BEGIN Raw records

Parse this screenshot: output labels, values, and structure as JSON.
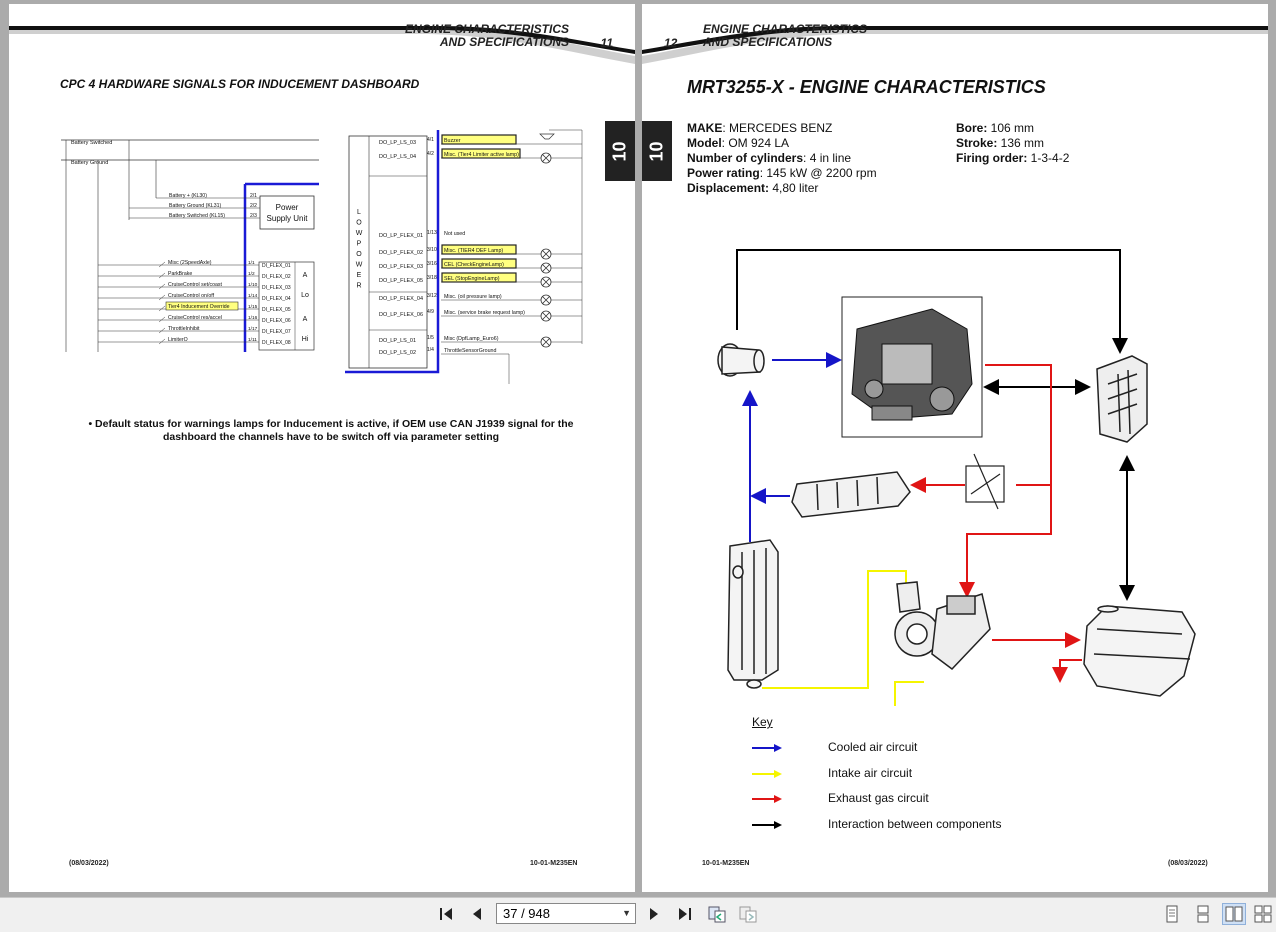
{
  "left_page": {
    "header_line1": "ENGINE CHARACTERISTICS",
    "header_line2": "AND SPECIFICATIONS",
    "page_number": "11",
    "section_tab": "10",
    "section_title": "CPC 4 HARDWARE SIGNALS FOR INDUCEMENT DASHBOARD",
    "diagram": {
      "inputs_top": [
        "Battery Switched",
        "Battery Ground"
      ],
      "psu_pins": [
        {
          "label": "Battery + (KL30)",
          "pin": "2/1"
        },
        {
          "label": "Battery Ground (KL31)",
          "pin": "2/2"
        },
        {
          "label": "Battery Switched (KL15)",
          "pin": "2/3"
        }
      ],
      "psu_label_1": "Power",
      "psu_label_2": "Supply Unit",
      "di_inputs": [
        {
          "label": "Misc (2SpeedAxle)",
          "pin": "1/1",
          "port": "DI_FLEX_01"
        },
        {
          "label": "ParkBrake",
          "pin": "1/2",
          "port": "DI_FLEX_02"
        },
        {
          "label": "CruiseControl set/coast",
          "pin": "1/10",
          "port": "DI_FLEX_03"
        },
        {
          "label": "CruiseControl on/off",
          "pin": "1/14",
          "port": "DI_FLEX_04"
        },
        {
          "label": "Tier4 Inducement Override",
          "pin": "1/15",
          "port": "DI_FLEX_05"
        },
        {
          "label": "CruiseControl res/accel",
          "pin": "1/16",
          "port": "DI_FLEX_06"
        },
        {
          "label": "ThrottleInhibit",
          "pin": "1/17",
          "port": "DI_FLEX_07"
        },
        {
          "label": "LimiterO",
          "pin": "1/11",
          "port": "DI_FLEX_08"
        }
      ],
      "group_a": "A",
      "group_lo": "Lo",
      "group_hi": "Hi",
      "low_power_letters": [
        "L",
        "O",
        "W",
        "P",
        "O",
        "W",
        "E",
        "R"
      ],
      "do_outputs": [
        {
          "port": "DO_LP_LS_03",
          "pin": "4/1",
          "label": "Buzzer"
        },
        {
          "port": "DO_LP_LS_04",
          "pin": "4/2",
          "label": "Misc. (Tier4 Limiter active lamp)"
        },
        {
          "port": "DO_LP_FLEX_01",
          "pin": "1/13",
          "label": "Not used"
        },
        {
          "port": "DO_LP_FLEX_02",
          "pin": "3/10",
          "label": "Misc. (TIER4 DEF Lamp)"
        },
        {
          "port": "DO_LP_FLEX_03",
          "pin": "3/16",
          "label": "CEL (CheckEngineLamp)"
        },
        {
          "port": "DO_LP_FLEX_05",
          "pin": "3/18",
          "label": "SEL (StopEngineLamp)"
        },
        {
          "port": "DO_LP_FLEX_04",
          "pin": "3/12",
          "label": "Misc. (oil pressure lamp)"
        },
        {
          "port": "DO_LP_FLEX_06",
          "pin": "4/9",
          "label": "Misc. (service brake request lamp)"
        },
        {
          "port": "DO_LP_LS_01",
          "pin": "1/5",
          "label": "Misc (DpfLamp_Euro6)"
        },
        {
          "port": "DO_LP_LS_02",
          "pin": "1/4",
          "label": "ThrottleSensorGround"
        }
      ],
      "highlight_color": "#ffff80",
      "bus_color": "#1a1ad6"
    },
    "note": "• Default status for warnings lamps for Inducement is active, if OEM use CAN J1939 signal for the dashboard the channels have to be switch off via parameter setting",
    "footer_date": "(08/03/2022)",
    "footer_code": "10-01-M235EN"
  },
  "right_page": {
    "header_line1": "ENGINE CHARACTERISTICS",
    "header_line2": "AND SPECIFICATIONS",
    "page_number": "12",
    "section_tab": "10",
    "title": "MRT3255-X - ENGINE CHARACTERISTICS",
    "specs_left": [
      {
        "key": "MAKE",
        "value": ": MERCEDES BENZ"
      },
      {
        "key": "Model",
        "value": ": OM 924 LA"
      },
      {
        "key": "Number of cylinders",
        "value": ": 4 in line"
      },
      {
        "key": "Power rating",
        "value": ": 145 kW @ 2200 rpm"
      },
      {
        "key": "Displacement:",
        "value": " 4,80 liter"
      }
    ],
    "specs_right": [
      {
        "key": "Bore:",
        "value": " 106 mm"
      },
      {
        "key": "Stroke:",
        "value": " 136 mm"
      },
      {
        "key": "Firing order:",
        "value": " 1-3-4-2"
      }
    ],
    "key_title": "Key",
    "key_items": [
      {
        "label": "Cooled air circuit",
        "color": "#1515c8"
      },
      {
        "label": "Intake air circuit",
        "color": "#f5f500"
      },
      {
        "label": "Exhaust gas circuit",
        "color": "#e01515"
      },
      {
        "label": "Interaction between components",
        "color": "#000000"
      }
    ],
    "footer_code": "10-01-M235EN",
    "footer_date": "(08/03/2022)"
  },
  "toolbar": {
    "page_indicator": "37 / 948",
    "icons": [
      "first-page-icon",
      "previous-page-icon",
      "next-page-icon",
      "last-page-icon",
      "go-back-icon",
      "go-forward-icon",
      "single-page-icon",
      "continuous-icon",
      "facing-pages-icon",
      "continuous-facing-icon"
    ]
  }
}
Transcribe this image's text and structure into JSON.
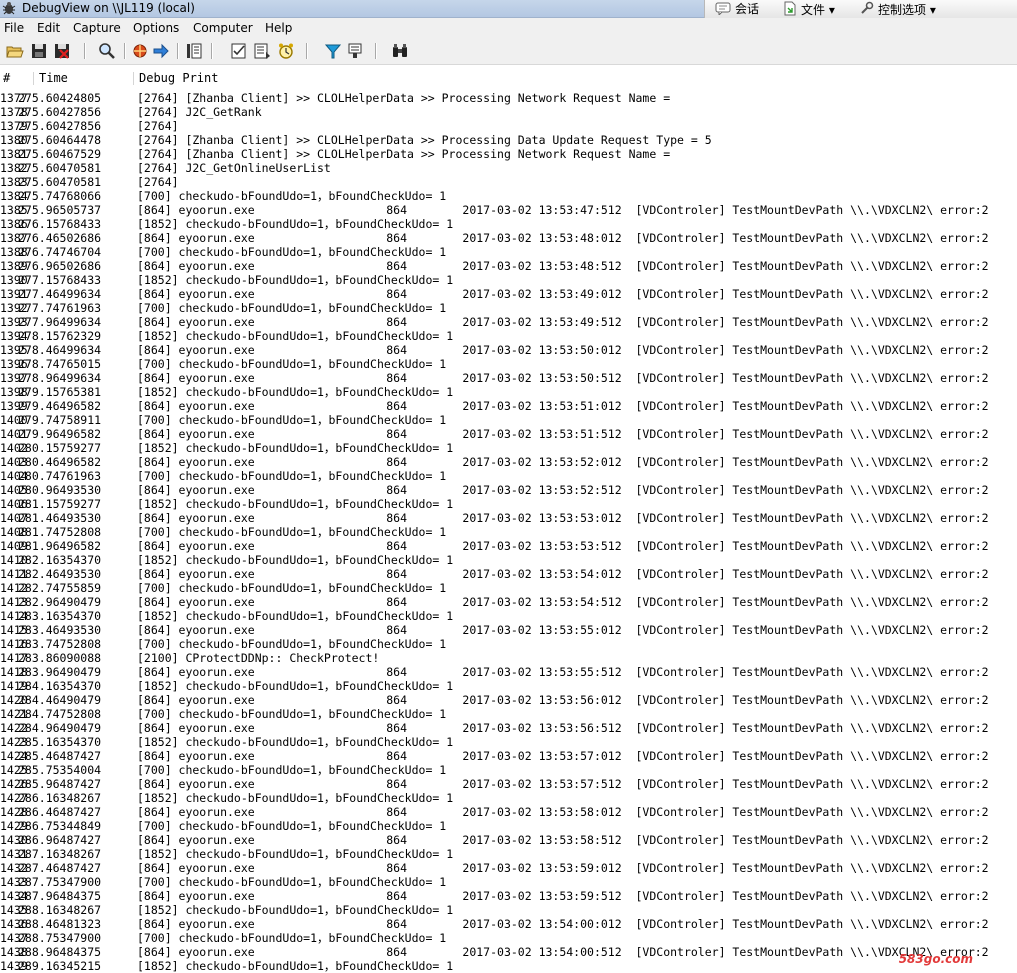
{
  "window": {
    "title": "DebugView on \\\\JL119 (local)"
  },
  "qq_bar": {
    "items": [
      {
        "name": "chat",
        "label": "会话",
        "icon": "chat-icon"
      },
      {
        "name": "file",
        "label": "文件 ▾",
        "icon": "file-icon"
      },
      {
        "name": "control",
        "label": "控制选项 ▾",
        "icon": "control-icon"
      }
    ]
  },
  "menu": {
    "items": [
      {
        "name": "file",
        "label": "File"
      },
      {
        "name": "edit",
        "label": "Edit"
      },
      {
        "name": "capture",
        "label": "Capture"
      },
      {
        "name": "options",
        "label": "Options"
      },
      {
        "name": "computer",
        "label": "Computer"
      },
      {
        "name": "help",
        "label": "Help"
      }
    ]
  },
  "toolbar": {
    "icons": [
      "open-icon",
      "save-icon",
      "clear-icon",
      "find-icon",
      "capture-icon",
      "forward-icon",
      "autoscroll-icon",
      "clock-icon",
      "time-icon",
      "filter-icon",
      "highlight-icon",
      "history-icon",
      "binoculars-icon"
    ]
  },
  "columns": {
    "num": "#",
    "time": "Time",
    "message": "Debug Print"
  },
  "watermark": "583go.com",
  "rows": [
    [
      "1377",
      "275.60424805",
      "[2764] [Zhanba Client] >> CLOLHelperData >> Processing Network Request Name ="
    ],
    [
      "1378",
      "275.60427856",
      "[2764] J2C_GetRank"
    ],
    [
      "1379",
      "275.60427856",
      "[2764]"
    ],
    [
      "1380",
      "275.60464478",
      "[2764] [Zhanba Client] >> CLOLHelperData >> Processing Data Update Request Type = 5"
    ],
    [
      "1381",
      "275.60467529",
      "[2764] [Zhanba Client] >> CLOLHelperData >> Processing Network Request Name ="
    ],
    [
      "1382",
      "275.60470581",
      "[2764] J2C_GetOnlineUserList"
    ],
    [
      "1383",
      "275.60470581",
      "[2764]"
    ],
    [
      "1384",
      "275.74768066",
      "[700] checkudo-bFoundUdo=1，bFoundCheckUdo= 1"
    ],
    [
      "1385",
      "275.96505737",
      "[864] eyoorun.exe                   864        2017-03-02 13:53:47:512  [VDControler] TestMountDevPath \\\\.\\VDXCLN2\\ error:2"
    ],
    [
      "1386",
      "276.15768433",
      "[1852] checkudo-bFoundUdo=1，bFoundCheckUdo= 1"
    ],
    [
      "1387",
      "276.46502686",
      "[864] eyoorun.exe                   864        2017-03-02 13:53:48:012  [VDControler] TestMountDevPath \\\\.\\VDXCLN2\\ error:2"
    ],
    [
      "1388",
      "276.74746704",
      "[700] checkudo-bFoundUdo=1，bFoundCheckUdo= 1"
    ],
    [
      "1389",
      "276.96502686",
      "[864] eyoorun.exe                   864        2017-03-02 13:53:48:512  [VDControler] TestMountDevPath \\\\.\\VDXCLN2\\ error:2"
    ],
    [
      "1390",
      "277.15768433",
      "[1852] checkudo-bFoundUdo=1，bFoundCheckUdo= 1"
    ],
    [
      "1391",
      "277.46499634",
      "[864] eyoorun.exe                   864        2017-03-02 13:53:49:012  [VDControler] TestMountDevPath \\\\.\\VDXCLN2\\ error:2"
    ],
    [
      "1392",
      "277.74761963",
      "[700] checkudo-bFoundUdo=1，bFoundCheckUdo= 1"
    ],
    [
      "1393",
      "277.96499634",
      "[864] eyoorun.exe                   864        2017-03-02 13:53:49:512  [VDControler] TestMountDevPath \\\\.\\VDXCLN2\\ error:2"
    ],
    [
      "1394",
      "278.15762329",
      "[1852] checkudo-bFoundUdo=1，bFoundCheckUdo= 1"
    ],
    [
      "1395",
      "278.46499634",
      "[864] eyoorun.exe                   864        2017-03-02 13:53:50:012  [VDControler] TestMountDevPath \\\\.\\VDXCLN2\\ error:2"
    ],
    [
      "1396",
      "278.74765015",
      "[700] checkudo-bFoundUdo=1，bFoundCheckUdo= 1"
    ],
    [
      "1397",
      "278.96499634",
      "[864] eyoorun.exe                   864        2017-03-02 13:53:50:512  [VDControler] TestMountDevPath \\\\.\\VDXCLN2\\ error:2"
    ],
    [
      "1398",
      "279.15765381",
      "[1852] checkudo-bFoundUdo=1，bFoundCheckUdo= 1"
    ],
    [
      "1399",
      "279.46496582",
      "[864] eyoorun.exe                   864        2017-03-02 13:53:51:012  [VDControler] TestMountDevPath \\\\.\\VDXCLN2\\ error:2"
    ],
    [
      "1400",
      "279.74758911",
      "[700] checkudo-bFoundUdo=1，bFoundCheckUdo= 1"
    ],
    [
      "1401",
      "279.96496582",
      "[864] eyoorun.exe                   864        2017-03-02 13:53:51:512  [VDControler] TestMountDevPath \\\\.\\VDXCLN2\\ error:2"
    ],
    [
      "1402",
      "280.15759277",
      "[1852] checkudo-bFoundUdo=1，bFoundCheckUdo= 1"
    ],
    [
      "1403",
      "280.46496582",
      "[864] eyoorun.exe                   864        2017-03-02 13:53:52:012  [VDControler] TestMountDevPath \\\\.\\VDXCLN2\\ error:2"
    ],
    [
      "1404",
      "280.74761963",
      "[700] checkudo-bFoundUdo=1，bFoundCheckUdo= 1"
    ],
    [
      "1405",
      "280.96493530",
      "[864] eyoorun.exe                   864        2017-03-02 13:53:52:512  [VDControler] TestMountDevPath \\\\.\\VDXCLN2\\ error:2"
    ],
    [
      "1406",
      "281.15759277",
      "[1852] checkudo-bFoundUdo=1，bFoundCheckUdo= 1"
    ],
    [
      "1407",
      "281.46493530",
      "[864] eyoorun.exe                   864        2017-03-02 13:53:53:012  [VDControler] TestMountDevPath \\\\.\\VDXCLN2\\ error:2"
    ],
    [
      "1408",
      "281.74752808",
      "[700] checkudo-bFoundUdo=1，bFoundCheckUdo= 1"
    ],
    [
      "1409",
      "281.96496582",
      "[864] eyoorun.exe                   864        2017-03-02 13:53:53:512  [VDControler] TestMountDevPath \\\\.\\VDXCLN2\\ error:2"
    ],
    [
      "1410",
      "282.16354370",
      "[1852] checkudo-bFoundUdo=1，bFoundCheckUdo= 1"
    ],
    [
      "1411",
      "282.46493530",
      "[864] eyoorun.exe                   864        2017-03-02 13:53:54:012  [VDControler] TestMountDevPath \\\\.\\VDXCLN2\\ error:2"
    ],
    [
      "1412",
      "282.74755859",
      "[700] checkudo-bFoundUdo=1，bFoundCheckUdo= 1"
    ],
    [
      "1413",
      "282.96490479",
      "[864] eyoorun.exe                   864        2017-03-02 13:53:54:512  [VDControler] TestMountDevPath \\\\.\\VDXCLN2\\ error:2"
    ],
    [
      "1414",
      "283.16354370",
      "[1852] checkudo-bFoundUdo=1，bFoundCheckUdo= 1"
    ],
    [
      "1415",
      "283.46493530",
      "[864] eyoorun.exe                   864        2017-03-02 13:53:55:012  [VDControler] TestMountDevPath \\\\.\\VDXCLN2\\ error:2"
    ],
    [
      "1416",
      "283.74752808",
      "[700] checkudo-bFoundUdo=1，bFoundCheckUdo= 1"
    ],
    [
      "1417",
      "283.86090088",
      "[2100] CProtectDDNp:: CheckProtect!"
    ],
    [
      "1418",
      "283.96490479",
      "[864] eyoorun.exe                   864        2017-03-02 13:53:55:512  [VDControler] TestMountDevPath \\\\.\\VDXCLN2\\ error:2"
    ],
    [
      "1419",
      "284.16354370",
      "[1852] checkudo-bFoundUdo=1，bFoundCheckUdo= 1"
    ],
    [
      "1420",
      "284.46490479",
      "[864] eyoorun.exe                   864        2017-03-02 13:53:56:012  [VDControler] TestMountDevPath \\\\.\\VDXCLN2\\ error:2"
    ],
    [
      "1421",
      "284.74752808",
      "[700] checkudo-bFoundUdo=1，bFoundCheckUdo= 1"
    ],
    [
      "1422",
      "284.96490479",
      "[864] eyoorun.exe                   864        2017-03-02 13:53:56:512  [VDControler] TestMountDevPath \\\\.\\VDXCLN2\\ error:2"
    ],
    [
      "1423",
      "285.16354370",
      "[1852] checkudo-bFoundUdo=1，bFoundCheckUdo= 1"
    ],
    [
      "1424",
      "285.46487427",
      "[864] eyoorun.exe                   864        2017-03-02 13:53:57:012  [VDControler] TestMountDevPath \\\\.\\VDXCLN2\\ error:2"
    ],
    [
      "1425",
      "285.75354004",
      "[700] checkudo-bFoundUdo=1，bFoundCheckUdo= 1"
    ],
    [
      "1426",
      "285.96487427",
      "[864] eyoorun.exe                   864        2017-03-02 13:53:57:512  [VDControler] TestMountDevPath \\\\.\\VDXCLN2\\ error:2"
    ],
    [
      "1427",
      "286.16348267",
      "[1852] checkudo-bFoundUdo=1，bFoundCheckUdo= 1"
    ],
    [
      "1428",
      "286.46487427",
      "[864] eyoorun.exe                   864        2017-03-02 13:53:58:012  [VDControler] TestMountDevPath \\\\.\\VDXCLN2\\ error:2"
    ],
    [
      "1429",
      "286.75344849",
      "[700] checkudo-bFoundUdo=1，bFoundCheckUdo= 1"
    ],
    [
      "1430",
      "286.96487427",
      "[864] eyoorun.exe                   864        2017-03-02 13:53:58:512  [VDControler] TestMountDevPath \\\\.\\VDXCLN2\\ error:2"
    ],
    [
      "1431",
      "287.16348267",
      "[1852] checkudo-bFoundUdo=1，bFoundCheckUdo= 1"
    ],
    [
      "1432",
      "287.46487427",
      "[864] eyoorun.exe                   864        2017-03-02 13:53:59:012  [VDControler] TestMountDevPath \\\\.\\VDXCLN2\\ error:2"
    ],
    [
      "1433",
      "287.75347900",
      "[700] checkudo-bFoundUdo=1，bFoundCheckUdo= 1"
    ],
    [
      "1434",
      "287.96484375",
      "[864] eyoorun.exe                   864        2017-03-02 13:53:59:512  [VDControler] TestMountDevPath \\\\.\\VDXCLN2\\ error:2"
    ],
    [
      "1435",
      "288.16348267",
      "[1852] checkudo-bFoundUdo=1，bFoundCheckUdo= 1"
    ],
    [
      "1436",
      "288.46481323",
      "[864] eyoorun.exe                   864        2017-03-02 13:54:00:012  [VDControler] TestMountDevPath \\\\.\\VDXCLN2\\ error:2"
    ],
    [
      "1437",
      "288.75347900",
      "[700] checkudo-bFoundUdo=1，bFoundCheckUdo= 1"
    ],
    [
      "1438",
      "288.96484375",
      "[864] eyoorun.exe                   864        2017-03-02 13:54:00:512  [VDControler] TestMountDevPath \\\\.\\VDXCLN2\\ error:2"
    ],
    [
      "1439",
      "289.16345215",
      "[1852] checkudo-bFoundUdo=1，bFoundCheckUdo= 1"
    ]
  ]
}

END Raw records

Tell how many lines contain the word "this", using only the number.

2